# [DOCUMENT EXTRACT]

★ ★ ★ ★ ★

Re: [Gluster-users] Hundreds of duplicate files

2015-02-18 Thread Olav Peeters

Thanks Tom and Joe,
for the fast response!

Before I started my upgrade I stopped all clients using the volume and 
stopped all VM's with VHD on the volume, but I guess, and this may be 
the missing thing to reproduce this in a lab, I did not detach a NFS 
shared storage mount from a XenServer pool to this volume, since this is 
an extremely risky business. I also did not stop the volume. This I 
guess was a bit stupid, but since I did upgrades in the past this way 
without any issues I skipped this step (a really bad habit). I'll make 
amends and file a proper bug report :-). I agree with you Joe, this 
should never happen, even when someone ignores the advice of stopping 
the volume. If it would also be nessessary to detach shared storage NFS 
connections to a volume, than franky, glusterfs is unusable in a private 
cloud. No one can afford downtime of the whole infrastructure just for a 
glusterfs upgrade. Ideally a replicated gluster volume should even be 
able to remain online and used during (at least a minor version) upgrade.


I don't know whether a heal was maybe buzzy when I started the upgrade. 
I forgot to check. I did check the CPU activity on the gluster nodes 
which were very low (in the 0.0X range via top), so I doubt it. I will 
add this to the bug report as a suggestion should they not be able to 
reproduce with an open NFS connection.


By the way, is it sufficient to do:
service glusterd stop
service glusterfsd stop
and do a:
ps aux | gluster*
to see if everything has stopped and kill any leftovers should this be 
necessary?


For the fix, do you agree that if I run e.g.:
find /export/* -type f -size 0 -perm 1000 -exec /bin/rm {} \;
on every node if /export is the location of all my bricks, also in a 
replicated set-up, this will be save?
No necessary 0bit files will be deleted in e.g. the .glusterfs of every 
brick?


Thanks for your support!

Cheers,
Olav






On 18/02/15 20:51, Joe Julian wrote:


On 02/18/2015 11:43 AM, tben...@3vgeomatics.com wrote:

Hi Olav,

I have a hunch that our problem was caused by improper unmounting of 
the gluster volume, and have since found that the proper order should 
be: kill all jobs using volume - unmount volume on clients - 
gluster volume stop - stop gluster service (if necessary)
In my case, I wrote a Python script to find duplicate files on the 
mounted volume, then delete the corresponding link files on the 
bricks (making sure to also delete files in the .glusterfs directory)
However, your find command was also suggested to me and I think it's 
a simpler solution. I believe removing all link files (even ones that 
are not causing duplicates) is fine since the next file access 
gluster will do a lookup on all bricks and recreate any link files if 
necessary. Hopefully a gluster expert can chime in on this point as 
I'm not completely sure.


You are correct.

Keep in mind your setup is somewhat different than mine as I have 
only 5 bricks with no replication.

★ ★ ★ ★ ★

# [ROWS]
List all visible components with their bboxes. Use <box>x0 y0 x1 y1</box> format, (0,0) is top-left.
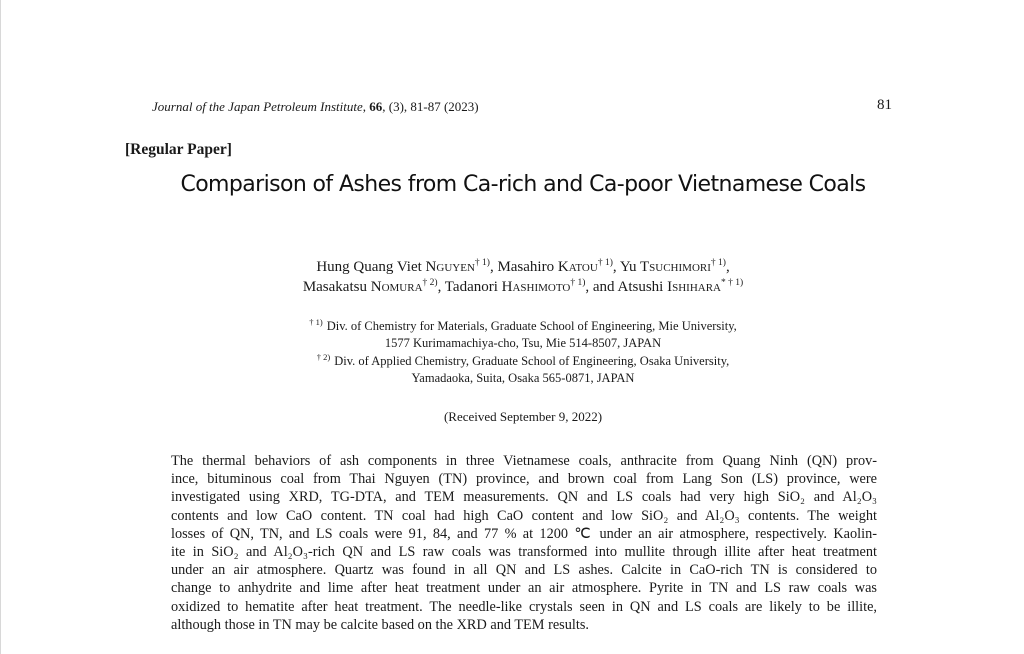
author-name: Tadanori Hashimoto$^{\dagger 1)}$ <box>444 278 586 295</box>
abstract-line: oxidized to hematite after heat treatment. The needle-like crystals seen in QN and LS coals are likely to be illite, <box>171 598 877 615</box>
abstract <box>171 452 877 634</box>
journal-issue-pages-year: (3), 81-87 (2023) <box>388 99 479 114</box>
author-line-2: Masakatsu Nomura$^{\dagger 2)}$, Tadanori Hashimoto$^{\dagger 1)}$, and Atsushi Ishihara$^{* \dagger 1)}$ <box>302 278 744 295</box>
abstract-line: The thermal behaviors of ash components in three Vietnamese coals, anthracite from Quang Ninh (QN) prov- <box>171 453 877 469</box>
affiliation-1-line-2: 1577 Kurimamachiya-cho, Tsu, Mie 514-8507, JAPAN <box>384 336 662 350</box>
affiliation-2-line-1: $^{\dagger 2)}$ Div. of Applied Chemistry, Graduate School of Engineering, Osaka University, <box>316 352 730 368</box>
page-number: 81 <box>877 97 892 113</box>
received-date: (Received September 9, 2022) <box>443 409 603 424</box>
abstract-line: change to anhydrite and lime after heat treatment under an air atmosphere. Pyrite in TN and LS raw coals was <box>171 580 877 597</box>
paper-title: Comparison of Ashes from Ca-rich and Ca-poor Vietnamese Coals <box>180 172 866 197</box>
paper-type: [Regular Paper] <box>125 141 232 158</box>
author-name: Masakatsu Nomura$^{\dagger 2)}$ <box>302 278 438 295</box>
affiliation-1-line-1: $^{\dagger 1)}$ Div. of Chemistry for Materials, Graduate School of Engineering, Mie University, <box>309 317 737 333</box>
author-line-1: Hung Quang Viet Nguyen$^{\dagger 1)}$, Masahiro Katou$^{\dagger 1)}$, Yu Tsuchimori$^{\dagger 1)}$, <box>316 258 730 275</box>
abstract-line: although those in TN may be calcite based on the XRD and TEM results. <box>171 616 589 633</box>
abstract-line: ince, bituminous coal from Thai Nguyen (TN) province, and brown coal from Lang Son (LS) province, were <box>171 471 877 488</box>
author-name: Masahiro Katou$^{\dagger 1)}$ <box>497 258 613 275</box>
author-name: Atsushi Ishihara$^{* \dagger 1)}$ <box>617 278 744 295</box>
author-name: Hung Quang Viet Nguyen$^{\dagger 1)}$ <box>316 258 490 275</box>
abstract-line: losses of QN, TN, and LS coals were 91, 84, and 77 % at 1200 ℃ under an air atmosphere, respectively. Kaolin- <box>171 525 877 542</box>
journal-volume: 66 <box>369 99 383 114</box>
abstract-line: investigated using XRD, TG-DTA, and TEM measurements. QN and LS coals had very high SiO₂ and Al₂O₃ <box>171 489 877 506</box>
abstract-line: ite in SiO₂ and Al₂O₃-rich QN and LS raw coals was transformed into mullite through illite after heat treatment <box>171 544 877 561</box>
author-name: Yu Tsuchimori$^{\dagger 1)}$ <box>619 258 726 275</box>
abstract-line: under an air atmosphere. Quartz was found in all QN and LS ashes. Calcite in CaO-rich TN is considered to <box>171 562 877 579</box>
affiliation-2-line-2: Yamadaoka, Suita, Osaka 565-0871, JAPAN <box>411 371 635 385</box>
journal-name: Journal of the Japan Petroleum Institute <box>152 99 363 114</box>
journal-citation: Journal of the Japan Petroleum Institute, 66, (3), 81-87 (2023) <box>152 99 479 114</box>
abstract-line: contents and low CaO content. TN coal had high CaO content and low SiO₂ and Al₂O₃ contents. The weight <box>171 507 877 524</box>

★ ★ ★ ★ ★

# [REQUIRED ACTIONS]
1. In the Gluster thread, quote everything from "On 18/02/15 20:51, Joe" down to "service (if necessary)".
2. In the Gluster thread, what level of CPU activity did Olav see on the gluster nodes?

# [ANSWERS TO THE EXERCISES]
1.
On 18/02/15 20:51, Joe Julian wrote:


On 02/18/2015 11:43 AM, tben...@3vgeomatics.com wrote:

Hi Olav,

I have a hunch that our problem was caused by improper unmounting of 
the gluster volume, and have since found that the proper order should 
be: kill all jobs using volume - unmount volume on clients - 
gluster volume stop - stop gluster service (if necessary)

2. Very low, in the 0.0X range via top.